=== TASK BRIEF ===
Present every line of the material below as a Markdown table with two columns, Number and Entry, leaving out any blank lines.

=== SUPPLIED DATA ===
################

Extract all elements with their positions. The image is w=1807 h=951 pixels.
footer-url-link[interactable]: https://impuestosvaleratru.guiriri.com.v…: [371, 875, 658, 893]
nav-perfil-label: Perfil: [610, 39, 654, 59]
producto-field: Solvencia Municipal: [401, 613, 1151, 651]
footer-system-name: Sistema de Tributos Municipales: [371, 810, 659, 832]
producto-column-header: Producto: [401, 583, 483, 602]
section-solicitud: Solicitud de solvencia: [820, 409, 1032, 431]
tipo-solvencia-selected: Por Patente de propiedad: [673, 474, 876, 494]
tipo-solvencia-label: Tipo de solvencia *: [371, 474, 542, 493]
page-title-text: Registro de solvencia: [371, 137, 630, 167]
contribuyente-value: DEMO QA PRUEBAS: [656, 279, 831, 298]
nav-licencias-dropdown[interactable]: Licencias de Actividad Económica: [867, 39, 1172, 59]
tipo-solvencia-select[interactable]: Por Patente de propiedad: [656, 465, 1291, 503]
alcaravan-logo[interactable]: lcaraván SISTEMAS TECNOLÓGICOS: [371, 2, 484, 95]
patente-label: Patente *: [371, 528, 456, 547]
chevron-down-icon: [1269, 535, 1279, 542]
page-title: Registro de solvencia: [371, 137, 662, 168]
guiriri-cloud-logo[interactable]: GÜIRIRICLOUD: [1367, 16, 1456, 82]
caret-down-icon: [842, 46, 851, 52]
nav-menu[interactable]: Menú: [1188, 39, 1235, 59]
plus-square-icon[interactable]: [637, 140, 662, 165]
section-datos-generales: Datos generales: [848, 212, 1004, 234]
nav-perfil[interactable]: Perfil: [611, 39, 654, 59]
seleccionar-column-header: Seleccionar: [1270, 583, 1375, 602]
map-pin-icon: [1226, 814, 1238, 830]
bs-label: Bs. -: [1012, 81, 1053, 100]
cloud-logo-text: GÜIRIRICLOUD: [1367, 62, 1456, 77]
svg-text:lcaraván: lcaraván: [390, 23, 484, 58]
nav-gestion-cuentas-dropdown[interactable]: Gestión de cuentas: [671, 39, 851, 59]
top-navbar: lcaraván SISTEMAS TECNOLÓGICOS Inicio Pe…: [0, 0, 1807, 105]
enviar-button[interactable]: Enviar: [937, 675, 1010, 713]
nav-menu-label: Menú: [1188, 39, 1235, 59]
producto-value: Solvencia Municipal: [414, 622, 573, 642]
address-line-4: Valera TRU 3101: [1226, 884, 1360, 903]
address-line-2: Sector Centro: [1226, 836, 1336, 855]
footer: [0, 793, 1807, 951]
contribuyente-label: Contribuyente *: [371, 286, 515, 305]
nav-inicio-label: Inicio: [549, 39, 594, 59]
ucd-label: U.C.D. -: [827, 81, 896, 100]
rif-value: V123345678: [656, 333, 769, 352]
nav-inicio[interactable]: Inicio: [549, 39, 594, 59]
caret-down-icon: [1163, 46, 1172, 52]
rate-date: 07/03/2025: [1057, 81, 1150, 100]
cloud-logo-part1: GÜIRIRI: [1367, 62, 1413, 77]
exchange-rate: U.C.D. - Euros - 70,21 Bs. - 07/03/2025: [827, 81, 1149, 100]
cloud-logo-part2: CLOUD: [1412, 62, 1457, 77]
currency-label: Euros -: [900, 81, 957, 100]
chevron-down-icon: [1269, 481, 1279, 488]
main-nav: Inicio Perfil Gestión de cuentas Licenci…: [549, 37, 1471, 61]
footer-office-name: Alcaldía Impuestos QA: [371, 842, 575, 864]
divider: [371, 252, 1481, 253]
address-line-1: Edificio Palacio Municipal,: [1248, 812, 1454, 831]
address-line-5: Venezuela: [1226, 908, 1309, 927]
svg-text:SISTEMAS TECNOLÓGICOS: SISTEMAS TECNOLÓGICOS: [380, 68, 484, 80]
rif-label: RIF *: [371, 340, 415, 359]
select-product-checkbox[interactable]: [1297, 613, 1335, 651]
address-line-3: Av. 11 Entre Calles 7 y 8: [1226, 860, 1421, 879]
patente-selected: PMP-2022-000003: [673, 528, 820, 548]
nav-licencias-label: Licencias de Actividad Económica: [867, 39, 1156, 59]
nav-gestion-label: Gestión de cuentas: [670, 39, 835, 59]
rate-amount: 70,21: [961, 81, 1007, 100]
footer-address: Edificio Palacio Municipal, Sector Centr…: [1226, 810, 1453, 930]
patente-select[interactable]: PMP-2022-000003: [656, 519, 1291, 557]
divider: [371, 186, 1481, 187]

################

=== WRITTEN ANSWER ===
| Number | Entry |
|---|---|
| 1 | Extract all elements with their positions. The image is w=1807 h=951 pixels. |
| 2 | footer-url-link[interactable]: https://impuestosvaleratru.guiriri.com.v…: [371, 875, 658, 893] |
| 3 | nav-perfil-label: Perfil: [610, 39, 654, 59] |
| 4 | producto-field: Solvencia Municipal: [401, 613, 1151, 651] |
| 5 | footer-system-name: Sistema de Tributos Municipales: [371, 810, 659, 832] |
| 6 | producto-column-header: Producto: [401, 583, 483, 602] |
| 7 | section-solicitud: Solicitud de solvencia: [820, 409, 1032, 431] |
| 8 | tipo-solvencia-selected: Por Patente de propiedad: [673, 474, 876, 494] |
| 9 | tipo-solvencia-label: Tipo de solvencia *: [371, 474, 542, 493] |
| 10 | page-title-text: Registro de solvencia: [371, 137, 630, 167] |
| 11 | contribuyente-value: DEMO QA PRUEBAS: [656, 279, 831, 298] |
| 12 | nav-licencias-dropdown[interactable]: Licencias de Actividad Económica: [867, 39, 1172, 59] |
| 13 | tipo-solvencia-select[interactable]: Por Patente de propiedad: [656, 465, 1291, 503] |
| 14 | alcaravan-logo[interactable]: lcaraván SISTEMAS TECNOLÓGICOS: [371, 2, 484, 95] |
| 15 | patente-label: Patente *: [371, 528, 456, 547] |
| 16 | chevron-down-icon: [1269, 535, 1279, 542] |
| 17 | page-title: Registro de solvencia: [371, 137, 662, 168] |
| 18 | guiriri-cloud-logo[interactable]: GÜIRIRICLOUD: [1367, 16, 1456, 82] |
| 19 | caret-down-icon: [842, 46, 851, 52] |
| 20 | nav-menu[interactable]: Menú: [1188, 39, 1235, 59] |
| 21 | plus-square-icon[interactable]: [637, 140, 662, 165] |
| 22 | section-datos-generales: Datos generales: [848, 212, 1004, 234] |
| 23 | nav-perfil[interactable]: Perfil: [611, 39, 654, 59] |
| 24 | seleccionar-column-header: Seleccionar: [1270, 583, 1375, 602] |
| 25 | map-pin-icon: [1226, 814, 1238, 830] |
| 26 | bs-label: Bs. -: [1012, 81, 1053, 100] |
| 27 | cloud-logo-text: GÜIRIRICLOUD: [1367, 62, 1456, 77] |
| 28 | svg-text:lcaraván: lcaraván: [390, 23, 484, 58] |
| 29 | nav-gestion-cuentas-dropdown[interactable]: Gestión de cuentas: [671, 39, 851, 59] |
| 30 | top-navbar: lcaraván SISTEMAS TECNOLÓGICOS Inicio Pe…: [0, 0, 1807, 105] |
| 31 | enviar-button[interactable]: Enviar: [937, 675, 1010, 713] |
| 32 | nav-menu-label: Menú: [1188, 39, 1235, 59] |
| 33 | producto-value: Solvencia Municipal: [414, 622, 573, 642] |
| 34 | address-line-4: Valera TRU 3101: [1226, 884, 1360, 903] |
| 35 | address-line-2: Sector Centro: [1226, 836, 1336, 855] |
| 36 | footer: [0, 793, 1807, 951] |
| 37 | contribuyente-label: Contribuyente *: [371, 286, 515, 305] |
| 38 | nav-inicio-label: Inicio: [549, 39, 594, 59] |
| 39 | ucd-label: U.C.D. -: [827, 81, 896, 100] |
| 40 | rif-value: V123345678: [656, 333, 769, 352] |
| 41 | nav-inicio[interactable]: Inicio: [549, 39, 594, 59] |
| 42 | caret-down-icon: [1163, 46, 1172, 52] |
| 43 | rate-date: 07/03/2025: [1057, 81, 1150, 100] |
| 44 | cloud-logo-part1: GÜIRIRI: [1367, 62, 1413, 77] |
| 45 | exchange-rate: U.C.D. - Euros - 70,21 Bs. - 07/03/2025: [827, 81, 1149, 100] |
| 46 | cloud-logo-part2: CLOUD: [1412, 62, 1457, 77] |
| 47 | currency-label: Euros -: [900, 81, 957, 100] |
| 48 | chevron-down-icon: [1269, 481, 1279, 488] |
| 49 | main-nav: Inicio Perfil Gestión de cuentas Licenci…: [549, 37, 1471, 61] |
| 50 | footer-office-name: Alcaldía Impuestos QA: [371, 842, 575, 864] |
| 51 | divider: [371, 252, 1481, 253] |
| 52 | address-line-1: Edificio Palacio Municipal,: [1248, 812, 1454, 831] |
| 53 | address-line-5: Venezuela: [1226, 908, 1309, 927] |
| 54 | svg-text:SISTEMAS TECNOLÓGICOS: SISTEMAS TECNOLÓGICOS: [380, 68, 484, 80] |
| 55 | rif-label: RIF *: [371, 340, 415, 359] |
| 56 | select-product-checkbox[interactable]: [1297, 613, 1335, 651] |
| 57 | address-line-3: Av. 11 Entre Calles 7 y 8: [1226, 860, 1421, 879] |
| 58 | patente-selected: PMP-2022-000003: [673, 528, 820, 548] |
| 59 | nav-licencias-label: Licencias de Actividad Económica: [867, 39, 1156, 59] |
| 60 | nav-gestion-label: Gestión de cuentas: [670, 39, 835, 59] |
| 61 | rate-amount: 70,21: [961, 81, 1007, 100] |
| 62 | footer-address: Edificio Palacio Municipal, Sector Centr…: [1226, 810, 1453, 930] |
| 63 | patente-select[interactable]: PMP-2022-000003: [656, 519, 1291, 557] |
| 64 | divider: [371, 186, 1481, 187] |